**EXTRACTED ENTRIES:**
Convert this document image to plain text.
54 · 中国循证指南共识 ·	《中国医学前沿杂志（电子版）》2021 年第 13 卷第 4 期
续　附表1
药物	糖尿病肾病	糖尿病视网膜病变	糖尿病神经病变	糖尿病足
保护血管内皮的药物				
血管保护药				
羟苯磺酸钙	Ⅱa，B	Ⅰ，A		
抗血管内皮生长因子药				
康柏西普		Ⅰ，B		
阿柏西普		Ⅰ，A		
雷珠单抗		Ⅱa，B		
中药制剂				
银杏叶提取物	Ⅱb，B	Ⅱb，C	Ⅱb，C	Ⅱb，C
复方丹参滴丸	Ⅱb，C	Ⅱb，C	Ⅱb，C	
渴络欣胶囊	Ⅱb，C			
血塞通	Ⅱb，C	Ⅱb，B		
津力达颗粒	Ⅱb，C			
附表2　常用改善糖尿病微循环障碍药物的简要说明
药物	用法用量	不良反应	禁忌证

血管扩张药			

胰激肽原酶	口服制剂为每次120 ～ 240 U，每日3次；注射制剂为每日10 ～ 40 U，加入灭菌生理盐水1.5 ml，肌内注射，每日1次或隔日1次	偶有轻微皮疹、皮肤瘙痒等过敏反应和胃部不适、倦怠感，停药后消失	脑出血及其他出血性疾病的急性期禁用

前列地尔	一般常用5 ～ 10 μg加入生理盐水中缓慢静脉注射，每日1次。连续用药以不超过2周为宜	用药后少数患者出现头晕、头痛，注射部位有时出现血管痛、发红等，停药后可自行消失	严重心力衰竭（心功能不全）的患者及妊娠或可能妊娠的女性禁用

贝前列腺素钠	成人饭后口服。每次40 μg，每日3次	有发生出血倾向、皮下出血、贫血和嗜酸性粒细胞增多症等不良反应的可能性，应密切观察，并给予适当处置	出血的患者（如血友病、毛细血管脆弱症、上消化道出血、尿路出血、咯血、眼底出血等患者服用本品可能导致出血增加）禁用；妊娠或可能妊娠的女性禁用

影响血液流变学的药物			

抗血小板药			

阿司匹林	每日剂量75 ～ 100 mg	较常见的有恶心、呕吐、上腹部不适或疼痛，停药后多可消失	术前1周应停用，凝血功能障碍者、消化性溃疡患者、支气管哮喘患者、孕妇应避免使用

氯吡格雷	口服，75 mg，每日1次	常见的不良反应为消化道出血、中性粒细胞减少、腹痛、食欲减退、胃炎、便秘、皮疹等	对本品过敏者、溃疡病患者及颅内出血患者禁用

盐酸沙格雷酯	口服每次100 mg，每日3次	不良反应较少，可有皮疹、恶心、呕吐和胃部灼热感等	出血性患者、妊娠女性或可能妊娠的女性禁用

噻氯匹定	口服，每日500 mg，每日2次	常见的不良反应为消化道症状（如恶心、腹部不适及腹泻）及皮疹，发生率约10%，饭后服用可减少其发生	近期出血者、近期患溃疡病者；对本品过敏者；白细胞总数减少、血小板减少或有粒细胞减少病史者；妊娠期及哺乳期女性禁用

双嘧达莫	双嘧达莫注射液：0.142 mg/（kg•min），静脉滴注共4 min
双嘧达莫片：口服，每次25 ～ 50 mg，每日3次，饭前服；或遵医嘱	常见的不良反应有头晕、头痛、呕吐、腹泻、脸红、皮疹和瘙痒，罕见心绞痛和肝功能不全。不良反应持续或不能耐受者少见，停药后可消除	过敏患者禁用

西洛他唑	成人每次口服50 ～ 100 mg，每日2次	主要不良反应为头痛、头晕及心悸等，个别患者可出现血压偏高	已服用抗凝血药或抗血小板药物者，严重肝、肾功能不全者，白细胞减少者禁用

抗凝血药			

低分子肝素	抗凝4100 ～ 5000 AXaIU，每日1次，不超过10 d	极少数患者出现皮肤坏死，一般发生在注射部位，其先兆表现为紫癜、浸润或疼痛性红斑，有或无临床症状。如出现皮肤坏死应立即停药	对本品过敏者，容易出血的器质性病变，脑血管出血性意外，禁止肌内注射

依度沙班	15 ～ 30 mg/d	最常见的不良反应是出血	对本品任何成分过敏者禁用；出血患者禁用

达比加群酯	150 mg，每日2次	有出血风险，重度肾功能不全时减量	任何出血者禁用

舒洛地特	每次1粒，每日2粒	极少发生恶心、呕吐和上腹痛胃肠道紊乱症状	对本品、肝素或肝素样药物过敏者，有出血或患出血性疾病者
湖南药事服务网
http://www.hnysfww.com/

**EXERCISE DETAILS:** Repeat the preceding lines exactly, please, every one of them.

**EXERCISE RESULT:**
Convert this document image to plain text.
54 · 中国循证指南共识 ·	《中国医学前沿杂志（电子版）》2021 年第 13 卷第 4 期
续　附表1
药物	糖尿病肾病	糖尿病视网膜病变	糖尿病神经病变	糖尿病足
保护血管内皮的药物				
血管保护药				
羟苯磺酸钙	Ⅱa，B	Ⅰ，A		
抗血管内皮生长因子药				
康柏西普		Ⅰ，B		
阿柏西普		Ⅰ，A		
雷珠单抗		Ⅱa，B		
中药制剂				
银杏叶提取物	Ⅱb，B	Ⅱb，C	Ⅱb，C	Ⅱb，C
复方丹参滴丸	Ⅱb，C	Ⅱb，C	Ⅱb，C	
渴络欣胶囊	Ⅱb，C			
血塞通	Ⅱb，C	Ⅱb，B		
津力达颗粒	Ⅱb，C			
附表2　常用改善糖尿病微循环障碍药物的简要说明
药物	用法用量	不良反应	禁忌证

血管扩张药			

胰激肽原酶	口服制剂为每次120 ～ 240 U，每日3次；注射制剂为每日10 ～ 40 U，加入灭菌生理盐水1.5 ml，肌内注射，每日1次或隔日1次	偶有轻微皮疹、皮肤瘙痒等过敏反应和胃部不适、倦怠感，停药后消失	脑出血及其他出血性疾病的急性期禁用

前列地尔	一般常用5 ～ 10 μg加入生理盐水中缓慢静脉注射，每日1次。连续用药以不超过2周为宜	用药后少数患者出现头晕、头痛，注射部位有时出现血管痛、发红等，停药后可自行消失	严重心力衰竭（心功能不全）的患者及妊娠或可能妊娠的女性禁用

贝前列腺素钠	成人饭后口服。每次40 μg，每日3次	有发生出血倾向、皮下出血、贫血和嗜酸性粒细胞增多症等不良反应的可能性，应密切观察，并给予适当处置	出血的患者（如血友病、毛细血管脆弱症、上消化道出血、尿路出血、咯血、眼底出血等患者服用本品可能导致出血增加）禁用；妊娠或可能妊娠的女性禁用

影响血液流变学的药物			

抗血小板药			

阿司匹林	每日剂量75 ～ 100 mg	较常见的有恶心、呕吐、上腹部不适或疼痛，停药后多可消失	术前1周应停用，凝血功能障碍者、消化性溃疡患者、支气管哮喘患者、孕妇应避免使用

氯吡格雷	口服，75 mg，每日1次	常见的不良反应为消化道出血、中性粒细胞减少、腹痛、食欲减退、胃炎、便秘、皮疹等	对本品过敏者、溃疡病患者及颅内出血患者禁用

盐酸沙格雷酯	口服每次100 mg，每日3次	不良反应较少，可有皮疹、恶心、呕吐和胃部灼热感等	出血性患者、妊娠女性或可能妊娠的女性禁用

噻氯匹定	口服，每日500 mg，每日2次	常见的不良反应为消化道症状（如恶心、腹部不适及腹泻）及皮疹，发生率约10%，饭后服用可减少其发生	近期出血者、近期患溃疡病者；对本品过敏者；白细胞总数减少、血小板减少或有粒细胞减少病史者；妊娠期及哺乳期女性禁用

双嘧达莫	双嘧达莫注射液：0.142 mg/（kg•min），静脉滴注共4 min
双嘧达莫片：口服，每次25 ～ 50 mg，每日3次，饭前服；或遵医嘱	常见的不良反应有头晕、头痛、呕吐、腹泻、脸红、皮疹和瘙痒，罕见心绞痛和肝功能不全。不良反应持续或不能耐受者少见，停药后可消除	过敏患者禁用

西洛他唑	成人每次口服50 ～ 100 mg，每日2次	主要不良反应为头痛、头晕及心悸等，个别患者可出现血压偏高	已服用抗凝血药或抗血小板药物者，严重肝、肾功能不全者，白细胞减少者禁用

抗凝血药			

低分子肝素	抗凝4100 ～ 5000 AXaIU，每日1次，不超过10 d	极少数患者出现皮肤坏死，一般发生在注射部位，其先兆表现为紫癜、浸润或疼痛性红斑，有或无临床症状。如出现皮肤坏死应立即停药	对本品过敏者，容易出血的器质性病变，脑血管出血性意外，禁止肌内注射

依度沙班	15 ～ 30 mg/d	最常见的不良反应是出血	对本品任何成分过敏者禁用；出血患者禁用

达比加群酯	150 mg，每日2次	有出血风险，重度肾功能不全时减量	任何出血者禁用

舒洛地特	每次1粒，每日2粒	极少发生恶心、呕吐和上腹痛胃肠道紊乱症状	对本品、肝素或肝素样药物过敏者，有出血或患出血性疾病者
湖南药事服务网
http://www.hnysfww.com/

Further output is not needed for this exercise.